- _EXERCISE_: Select every line below containing the word "title".

[Figure dataset records]
——

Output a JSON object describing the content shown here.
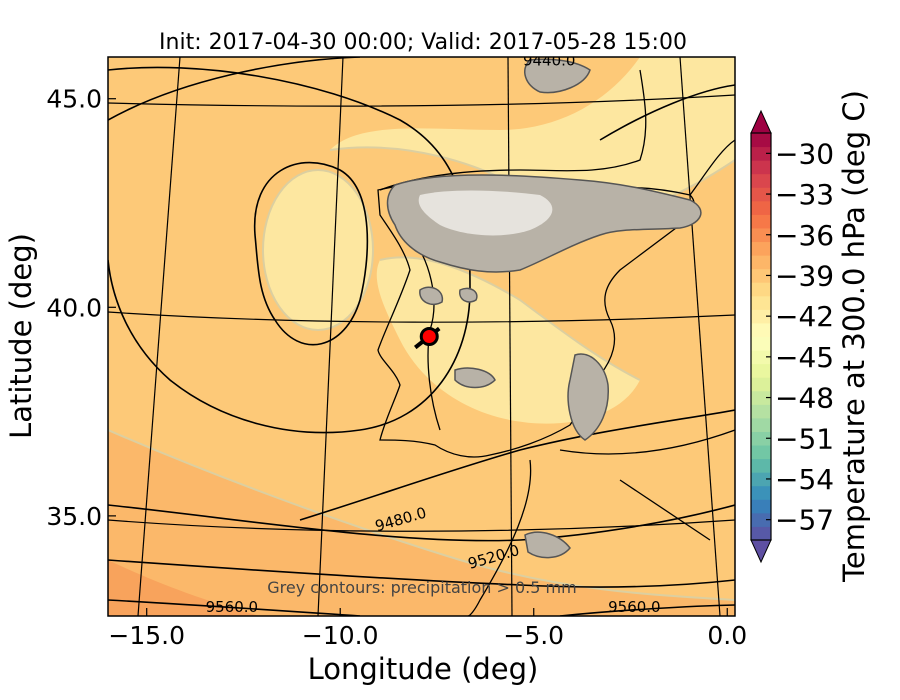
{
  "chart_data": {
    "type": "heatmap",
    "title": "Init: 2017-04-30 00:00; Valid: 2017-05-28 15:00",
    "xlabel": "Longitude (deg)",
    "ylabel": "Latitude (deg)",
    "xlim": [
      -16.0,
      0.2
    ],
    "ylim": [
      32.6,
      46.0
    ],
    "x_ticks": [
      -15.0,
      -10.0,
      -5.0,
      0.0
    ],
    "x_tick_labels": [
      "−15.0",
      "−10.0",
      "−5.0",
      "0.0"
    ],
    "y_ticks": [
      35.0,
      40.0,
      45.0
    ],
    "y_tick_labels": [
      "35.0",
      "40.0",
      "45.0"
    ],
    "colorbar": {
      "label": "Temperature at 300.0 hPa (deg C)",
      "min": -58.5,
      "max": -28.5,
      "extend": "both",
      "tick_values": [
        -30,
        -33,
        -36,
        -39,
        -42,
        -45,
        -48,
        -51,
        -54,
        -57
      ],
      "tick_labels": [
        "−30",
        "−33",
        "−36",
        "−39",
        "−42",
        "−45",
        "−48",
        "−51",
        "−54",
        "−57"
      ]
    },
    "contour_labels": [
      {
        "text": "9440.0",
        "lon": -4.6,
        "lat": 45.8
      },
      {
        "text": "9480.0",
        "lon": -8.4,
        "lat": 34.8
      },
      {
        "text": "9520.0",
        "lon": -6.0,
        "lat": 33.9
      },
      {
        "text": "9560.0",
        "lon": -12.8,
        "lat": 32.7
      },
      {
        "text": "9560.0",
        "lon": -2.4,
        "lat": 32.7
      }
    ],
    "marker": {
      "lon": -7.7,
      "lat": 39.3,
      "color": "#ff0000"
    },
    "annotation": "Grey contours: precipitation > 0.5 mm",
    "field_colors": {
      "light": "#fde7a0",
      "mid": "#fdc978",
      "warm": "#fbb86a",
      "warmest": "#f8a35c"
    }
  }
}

——

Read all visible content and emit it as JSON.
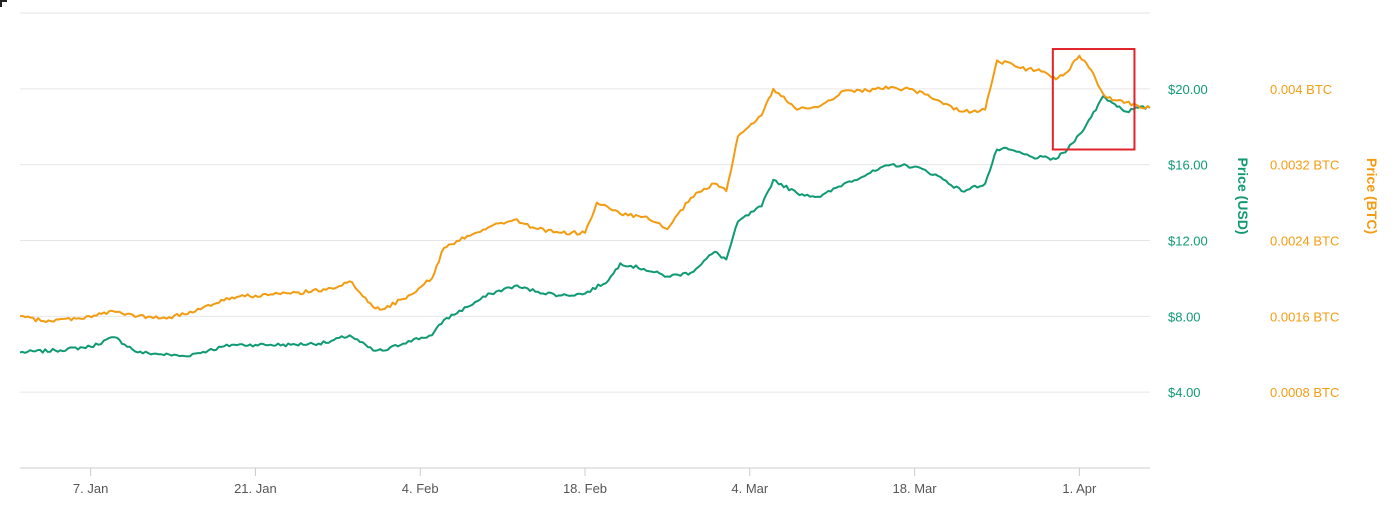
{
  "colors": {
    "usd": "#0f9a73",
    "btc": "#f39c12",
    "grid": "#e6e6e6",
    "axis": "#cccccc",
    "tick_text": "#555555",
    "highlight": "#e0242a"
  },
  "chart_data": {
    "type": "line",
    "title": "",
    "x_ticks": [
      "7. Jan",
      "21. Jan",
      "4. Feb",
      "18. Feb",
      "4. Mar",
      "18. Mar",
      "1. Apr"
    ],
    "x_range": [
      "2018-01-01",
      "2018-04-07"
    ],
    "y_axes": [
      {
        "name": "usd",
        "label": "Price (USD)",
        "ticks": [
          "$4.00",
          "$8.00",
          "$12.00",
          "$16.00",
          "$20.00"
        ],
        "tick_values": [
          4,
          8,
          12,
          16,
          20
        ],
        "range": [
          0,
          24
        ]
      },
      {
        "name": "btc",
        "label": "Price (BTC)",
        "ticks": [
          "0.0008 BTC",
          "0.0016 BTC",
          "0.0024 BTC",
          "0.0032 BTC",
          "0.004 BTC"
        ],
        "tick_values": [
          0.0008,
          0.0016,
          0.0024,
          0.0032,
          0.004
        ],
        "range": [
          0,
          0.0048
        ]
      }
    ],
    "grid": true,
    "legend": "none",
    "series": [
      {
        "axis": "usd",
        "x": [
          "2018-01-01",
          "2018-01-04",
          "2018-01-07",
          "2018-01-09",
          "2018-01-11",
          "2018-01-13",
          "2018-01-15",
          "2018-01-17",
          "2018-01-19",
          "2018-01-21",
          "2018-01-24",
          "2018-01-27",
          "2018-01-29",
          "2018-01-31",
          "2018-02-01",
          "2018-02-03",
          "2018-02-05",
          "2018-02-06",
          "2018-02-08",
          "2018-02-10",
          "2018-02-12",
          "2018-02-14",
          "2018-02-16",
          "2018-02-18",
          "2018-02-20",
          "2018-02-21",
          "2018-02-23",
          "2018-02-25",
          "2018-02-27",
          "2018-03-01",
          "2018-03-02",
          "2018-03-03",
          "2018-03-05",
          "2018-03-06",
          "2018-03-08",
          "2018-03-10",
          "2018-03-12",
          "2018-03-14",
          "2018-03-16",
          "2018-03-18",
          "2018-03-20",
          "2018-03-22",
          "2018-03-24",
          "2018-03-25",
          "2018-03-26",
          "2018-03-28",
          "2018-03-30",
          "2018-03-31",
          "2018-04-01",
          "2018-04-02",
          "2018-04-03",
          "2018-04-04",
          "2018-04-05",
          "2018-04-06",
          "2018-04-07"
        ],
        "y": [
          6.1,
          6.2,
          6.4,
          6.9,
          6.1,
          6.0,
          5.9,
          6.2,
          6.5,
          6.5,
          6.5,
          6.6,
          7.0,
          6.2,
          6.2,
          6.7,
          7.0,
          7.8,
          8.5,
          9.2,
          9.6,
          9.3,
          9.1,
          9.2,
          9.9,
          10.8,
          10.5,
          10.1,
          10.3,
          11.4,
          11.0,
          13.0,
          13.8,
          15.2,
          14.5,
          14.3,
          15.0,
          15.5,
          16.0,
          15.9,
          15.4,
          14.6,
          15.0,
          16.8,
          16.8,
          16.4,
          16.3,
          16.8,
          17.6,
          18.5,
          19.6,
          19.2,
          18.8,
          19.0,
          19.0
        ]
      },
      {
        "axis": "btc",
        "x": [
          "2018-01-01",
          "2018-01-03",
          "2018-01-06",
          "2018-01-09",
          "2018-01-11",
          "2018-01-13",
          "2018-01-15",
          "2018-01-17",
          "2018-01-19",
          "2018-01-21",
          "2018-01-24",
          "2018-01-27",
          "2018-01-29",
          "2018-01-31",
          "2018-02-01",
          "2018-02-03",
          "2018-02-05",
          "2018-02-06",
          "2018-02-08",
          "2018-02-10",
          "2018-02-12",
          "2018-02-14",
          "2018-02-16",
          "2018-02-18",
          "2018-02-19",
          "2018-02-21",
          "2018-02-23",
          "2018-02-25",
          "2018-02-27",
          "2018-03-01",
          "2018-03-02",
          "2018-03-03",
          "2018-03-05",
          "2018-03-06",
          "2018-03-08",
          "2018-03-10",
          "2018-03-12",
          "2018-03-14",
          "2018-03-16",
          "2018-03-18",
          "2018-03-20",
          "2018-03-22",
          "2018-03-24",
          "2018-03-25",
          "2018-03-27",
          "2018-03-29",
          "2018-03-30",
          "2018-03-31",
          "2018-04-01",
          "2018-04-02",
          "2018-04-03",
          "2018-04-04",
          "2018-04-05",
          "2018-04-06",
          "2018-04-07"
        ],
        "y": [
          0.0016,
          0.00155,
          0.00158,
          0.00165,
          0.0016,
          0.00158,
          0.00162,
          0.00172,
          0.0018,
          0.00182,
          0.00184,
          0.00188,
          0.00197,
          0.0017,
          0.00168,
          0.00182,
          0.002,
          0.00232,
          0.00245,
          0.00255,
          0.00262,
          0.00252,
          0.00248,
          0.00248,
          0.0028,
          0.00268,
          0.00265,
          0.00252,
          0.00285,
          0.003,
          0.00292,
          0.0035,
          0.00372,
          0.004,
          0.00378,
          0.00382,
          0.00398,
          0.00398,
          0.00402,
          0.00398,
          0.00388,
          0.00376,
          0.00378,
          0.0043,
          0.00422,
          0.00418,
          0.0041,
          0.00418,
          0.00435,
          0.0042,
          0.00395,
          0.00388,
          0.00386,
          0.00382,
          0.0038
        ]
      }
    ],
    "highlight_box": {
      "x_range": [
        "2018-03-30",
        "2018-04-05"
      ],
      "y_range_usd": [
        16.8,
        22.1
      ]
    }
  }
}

——

- _SOLUTION FOR THIS TASK_:
    "title": "Init: 2017-04-30 00:00; Valid: 2017-05-28 15:00",
    "title": "",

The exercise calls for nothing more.